----- RECORDS FOR THE TASK -----
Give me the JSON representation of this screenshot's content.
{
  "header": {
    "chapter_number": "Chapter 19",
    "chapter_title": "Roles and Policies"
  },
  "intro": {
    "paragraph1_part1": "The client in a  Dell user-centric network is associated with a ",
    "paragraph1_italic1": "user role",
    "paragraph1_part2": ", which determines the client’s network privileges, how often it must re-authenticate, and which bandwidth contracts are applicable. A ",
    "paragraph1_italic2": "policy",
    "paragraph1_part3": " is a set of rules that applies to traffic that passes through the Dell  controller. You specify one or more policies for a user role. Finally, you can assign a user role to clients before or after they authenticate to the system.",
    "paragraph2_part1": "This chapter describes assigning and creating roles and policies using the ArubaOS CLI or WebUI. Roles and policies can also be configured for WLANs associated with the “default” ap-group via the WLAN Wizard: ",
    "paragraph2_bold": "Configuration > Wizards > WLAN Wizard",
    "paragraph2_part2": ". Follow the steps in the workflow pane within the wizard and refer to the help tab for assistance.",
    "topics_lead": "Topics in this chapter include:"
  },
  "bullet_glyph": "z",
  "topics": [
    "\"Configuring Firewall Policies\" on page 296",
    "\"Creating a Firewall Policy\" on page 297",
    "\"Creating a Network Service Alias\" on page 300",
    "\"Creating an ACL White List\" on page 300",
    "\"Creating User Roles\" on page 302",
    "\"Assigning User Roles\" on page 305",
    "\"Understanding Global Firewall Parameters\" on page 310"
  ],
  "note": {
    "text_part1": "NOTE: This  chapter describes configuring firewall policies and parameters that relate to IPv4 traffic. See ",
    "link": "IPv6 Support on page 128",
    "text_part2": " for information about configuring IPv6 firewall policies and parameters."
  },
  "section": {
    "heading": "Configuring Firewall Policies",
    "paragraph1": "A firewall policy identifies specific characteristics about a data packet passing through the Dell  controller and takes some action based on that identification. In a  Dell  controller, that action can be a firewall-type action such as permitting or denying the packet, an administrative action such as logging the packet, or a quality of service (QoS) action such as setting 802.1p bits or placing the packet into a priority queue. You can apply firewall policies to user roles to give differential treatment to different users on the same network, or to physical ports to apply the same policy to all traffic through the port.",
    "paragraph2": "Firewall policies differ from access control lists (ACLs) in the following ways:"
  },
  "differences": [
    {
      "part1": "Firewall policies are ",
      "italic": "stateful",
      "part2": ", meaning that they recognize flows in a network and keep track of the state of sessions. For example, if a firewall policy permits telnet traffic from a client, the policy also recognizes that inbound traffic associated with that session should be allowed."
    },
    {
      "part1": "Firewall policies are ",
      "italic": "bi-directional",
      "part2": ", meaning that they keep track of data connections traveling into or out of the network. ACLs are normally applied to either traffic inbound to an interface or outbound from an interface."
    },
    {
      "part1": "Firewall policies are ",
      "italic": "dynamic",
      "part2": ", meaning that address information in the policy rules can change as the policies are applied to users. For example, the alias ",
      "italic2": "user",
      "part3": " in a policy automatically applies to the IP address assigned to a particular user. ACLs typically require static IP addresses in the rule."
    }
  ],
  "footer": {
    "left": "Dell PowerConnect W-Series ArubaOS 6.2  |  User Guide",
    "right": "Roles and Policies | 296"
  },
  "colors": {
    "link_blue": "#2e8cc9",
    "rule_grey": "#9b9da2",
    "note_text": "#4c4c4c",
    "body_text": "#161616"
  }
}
-----
Write out all the data again, exactly as it appears.

Give me the JSON representation of this screenshot's content.
{
  "header": {
    "chapter_number": "Chapter 19",
    "chapter_title": "Roles and Policies"
  },
  "intro": {
    "paragraph1_part1": "The client in a  Dell user-centric network is associated with a ",
    "paragraph1_italic1": "user role",
    "paragraph1_part2": ", which determines the client’s network privileges, how often it must re-authenticate, and which bandwidth contracts are applicable. A ",
    "paragraph1_italic2": "policy",
    "paragraph1_part3": " is a set of rules that applies to traffic that passes through the Dell  controller. You specify one or more policies for a user role. Finally, you can assign a user role to clients before or after they authenticate to the system.",
    "paragraph2_part1": "This chapter describes assigning and creating roles and policies using the ArubaOS CLI or WebUI. Roles and policies can also be configured for WLANs associated with the “default” ap-group via the WLAN Wizard: ",
    "paragraph2_bold": "Configuration > Wizards > WLAN Wizard",
    "paragraph2_part2": ". Follow the steps in the workflow pane within the wizard and refer to the help tab for assistance.",
    "topics_lead": "Topics in this chapter include:"
  },
  "bullet_glyph": "z",
  "topics": [
    "\"Configuring Firewall Policies\" on page 296",
    "\"Creating a Firewall Policy\" on page 297",
    "\"Creating a Network Service Alias\" on page 300",
    "\"Creating an ACL White List\" on page 300",
    "\"Creating User Roles\" on page 302",
    "\"Assigning User Roles\" on page 305",
    "\"Understanding Global Firewall Parameters\" on page 310"
  ],
  "note": {
    "text_part1": "NOTE: This  chapter describes configuring firewall policies and parameters that relate to IPv4 traffic. See ",
    "link": "IPv6 Support on page 128",
    "text_part2": " for information about configuring IPv6 firewall policies and parameters."
  },
  "section": {
    "heading": "Configuring Firewall Policies",
    "paragraph1": "A firewall policy identifies specific characteristics about a data packet passing through the Dell  controller and takes some action based on that identification. In a  Dell  controller, that action can be a firewall-type action such as permitting or denying the packet, an administrative action such as logging the packet, or a quality of service (QoS) action such as setting 802.1p bits or placing the packet into a priority queue. You can apply firewall policies to user roles to give differential treatment to different users on the same network, or to physical ports to apply the same policy to all traffic through the port.",
    "paragraph2": "Firewall policies differ from access control lists (ACLs) in the following ways:"
  },
  "differences": [
    {
      "part1": "Firewall policies are ",
      "italic": "stateful",
      "part2": ", meaning that they recognize flows in a network and keep track of the state of sessions. For example, if a firewall policy permits telnet traffic from a client, the policy also recognizes that inbound traffic associated with that session should be allowed."
    },
    {
      "part1": "Firewall policies are ",
      "italic": "bi-directional",
      "part2": ", meaning that they keep track of data connections traveling into or out of the network. ACLs are normally applied to either traffic inbound to an interface or outbound from an interface."
    },
    {
      "part1": "Firewall policies are ",
      "italic": "dynamic",
      "part2": ", meaning that address information in the policy rules can change as the policies are applied to users. For example, the alias ",
      "italic2": "user",
      "part3": " in a policy automatically applies to the IP address assigned to a particular user. ACLs typically require static IP addresses in the rule."
    }
  ],
  "footer": {
    "left": "Dell PowerConnect W-Series ArubaOS 6.2  |  User Guide",
    "right": "Roles and Policies | 296"
  },
  "colors": {
    "link_blue": "#2e8cc9",
    "rule_grey": "#9b9da2",
    "note_text": "#4c4c4c",
    "body_text": "#161616"
  }
}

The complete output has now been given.